DO THIS
Set the data down again, exactly as it reads, but without the pictures.

════════════════

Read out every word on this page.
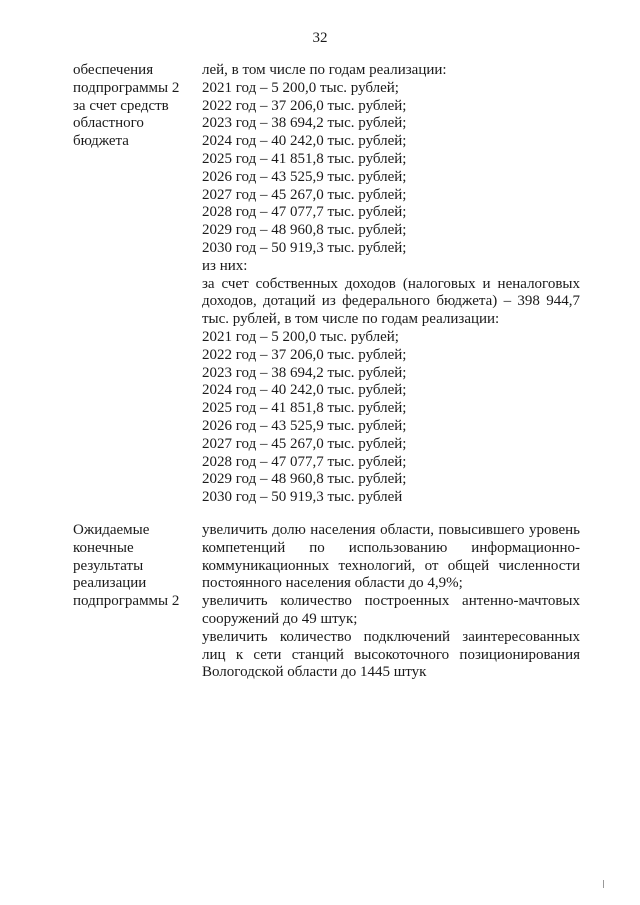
32
обеспечения
подпрограммы 2
за счет средств
областного
бюджета
лей, в том числе по годам реализации:
2021 год – 5 200,0 тыс. рублей;
2022 год – 37 206,0 тыс. рублей;
2023 год – 38 694,2 тыс. рублей;
2024 год – 40 242,0 тыс. рублей;
2025 год – 41 851,8 тыс. рублей;
2026 год – 43 525,9 тыс. рублей;
2027 год – 45 267,0 тыс. рублей;
2028 год – 47 077,7 тыс. рублей;
2029 год – 48 960,8 тыс. рублей;
2030 год – 50 919,3 тыс. рублей;
из них:
за счет собственных доходов (налоговых и неналоговых доходов, дотаций из федерального бюджета) – 398 944,7 тыс. рублей, в том числе по годам реализации:
2021 год – 5 200,0 тыс. рублей;
2022 год – 37 206,0 тыс. рублей;
2023 год – 38 694,2 тыс. рублей;
2024 год – 40 242,0 тыс. рублей;
2025 год – 41 851,8 тыс. рублей;
2026 год – 43 525,9 тыс. рублей;
2027 год – 45 267,0 тыс. рублей;
2028 год – 47 077,7 тыс. рублей;
2029 год – 48 960,8 тыс. рублей;
2030 год – 50 919,3 тыс. рублей
Ожидаемые
конечные
результаты
реализации
подпрограммы 2
увеличить долю населения области, повысившего уровень компетенций по использованию информационно-коммуникационных технологий, от общей численности постоянного населения области до 4,9%;
увеличить количество построенных антенно-мачтовых сооружений до 49 штук;
увеличить количество подключений заинтересованных лиц к сети станций высокоточного позиционирования Вологодской области до 1445 штук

════════════════

OUTPUT BELOW
Read out every word on this page.
32
обеспечения
подпрограммы 2
за счет средств
областного
бюджета
лей, в том числе по годам реализации:
2021 год – 5 200,0 тыс. рублей;
2022 год – 37 206,0 тыс. рублей;
2023 год – 38 694,2 тыс. рублей;
2024 год – 40 242,0 тыс. рублей;
2025 год – 41 851,8 тыс. рублей;
2026 год – 43 525,9 тыс. рублей;
2027 год – 45 267,0 тыс. рублей;
2028 год – 47 077,7 тыс. рублей;
2029 год – 48 960,8 тыс. рублей;
2030 год – 50 919,3 тыс. рублей;
из них:
за счет собственных доходов (налоговых и неналоговых доходов, дотаций из федерального бюджета) – 398 944,7 тыс. рублей, в том числе по годам реализации:
2021 год – 5 200,0 тыс. рублей;
2022 год – 37 206,0 тыс. рублей;
2023 год – 38 694,2 тыс. рублей;
2024 год – 40 242,0 тыс. рублей;
2025 год – 41 851,8 тыс. рублей;
2026 год – 43 525,9 тыс. рублей;
2027 год – 45 267,0 тыс. рублей;
2028 год – 47 077,7 тыс. рублей;
2029 год – 48 960,8 тыс. рублей;
2030 год – 50 919,3 тыс. рублей
Ожидаемые
конечные
результаты
реализации
подпрограммы 2
увеличить долю населения области, повысившего уровень компетенций по использованию информационно-коммуникационных технологий, от общей численности постоянного населения области до 4,9%;
увеличить количество построенных антенно-мачтовых сооружений до 49 штук;
увеличить количество подключений заинтересованных лиц к сети станций высокоточного позиционирования Вологодской области до 1445 штук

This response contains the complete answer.